** BEGIN Entries supplied **

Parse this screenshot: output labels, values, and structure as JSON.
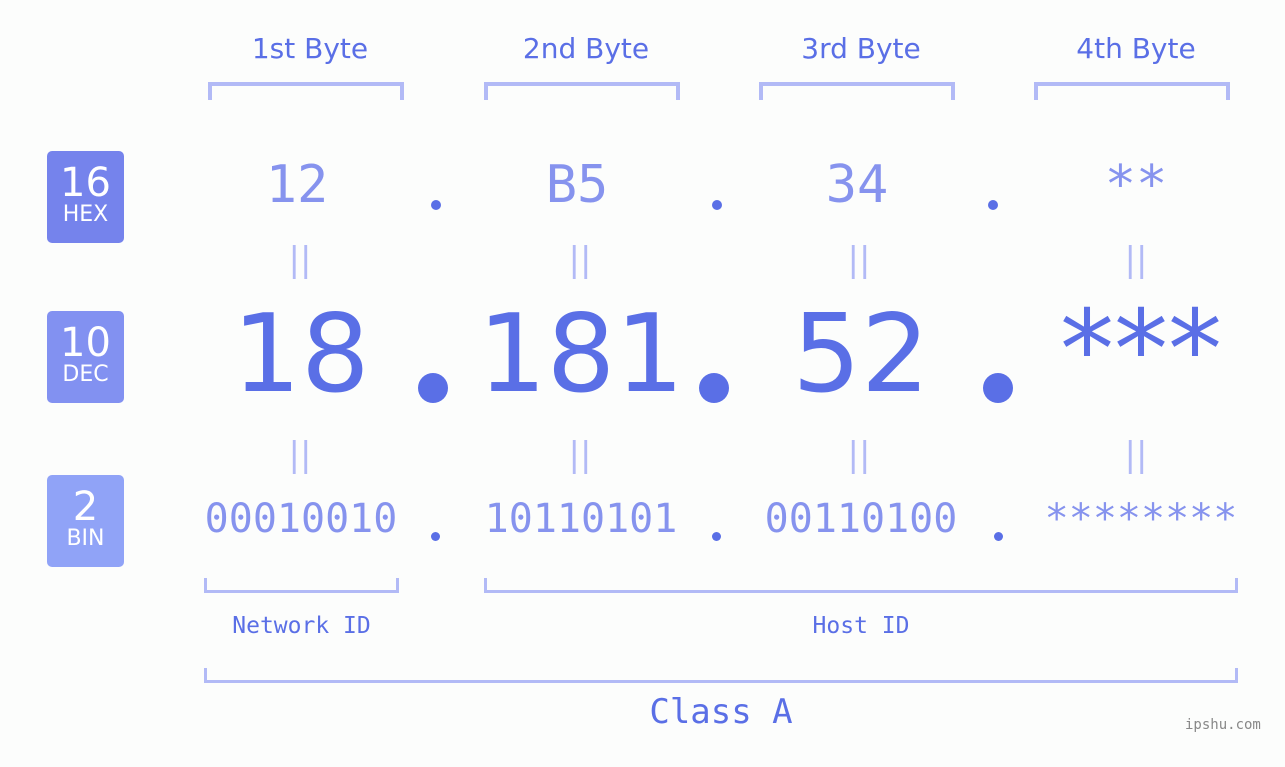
{
  "byte_headers": [
    "1st Byte",
    "2nd Byte",
    "3rd Byte",
    "4th Byte"
  ],
  "badges": {
    "hex": {
      "num": "16",
      "base": "HEX",
      "color": "#7583ec"
    },
    "dec": {
      "num": "10",
      "base": "DEC",
      "color": "#8291f1"
    },
    "bin": {
      "num": "2",
      "base": "BIN",
      "color": "#90a3f7"
    }
  },
  "hex_values": [
    "12",
    "B5",
    "34",
    "**"
  ],
  "dec_values": [
    "18",
    "181",
    "52",
    "***"
  ],
  "bin_values": [
    "00010010",
    "10110101",
    "00110100",
    "********"
  ],
  "equals_sign": "||",
  "network_id_label": "Network ID",
  "host_id_label": "Host ID",
  "class_label": "Class A",
  "watermark": "ipshu.com",
  "colors": {
    "accent": "#5a6fe6",
    "light_accent": "#8693ee",
    "bracket": "#b2baf6",
    "background": "#fcfdfc"
  }
}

** END Entries supplied **

- **What the exercise asks**
Every line of text is to be repeated exactly; pictures are left out.

- **Final result**
Parse this screenshot: output labels, values, and structure as JSON.
{
  "byte_headers": [
    "1st Byte",
    "2nd Byte",
    "3rd Byte",
    "4th Byte"
  ],
  "badges": {
    "hex": {
      "num": "16",
      "base": "HEX",
      "color": "#7583ec"
    },
    "dec": {
      "num": "10",
      "base": "DEC",
      "color": "#8291f1"
    },
    "bin": {
      "num": "2",
      "base": "BIN",
      "color": "#90a3f7"
    }
  },
  "hex_values": [
    "12",
    "B5",
    "34",
    "**"
  ],
  "dec_values": [
    "18",
    "181",
    "52",
    "***"
  ],
  "bin_values": [
    "00010010",
    "10110101",
    "00110100",
    "********"
  ],
  "equals_sign": "||",
  "network_id_label": "Network ID",
  "host_id_label": "Host ID",
  "class_label": "Class A",
  "watermark": "ipshu.com",
  "colors": {
    "accent": "#5a6fe6",
    "light_accent": "#8693ee",
    "bracket": "#b2baf6",
    "background": "#fcfdfc"
  }
}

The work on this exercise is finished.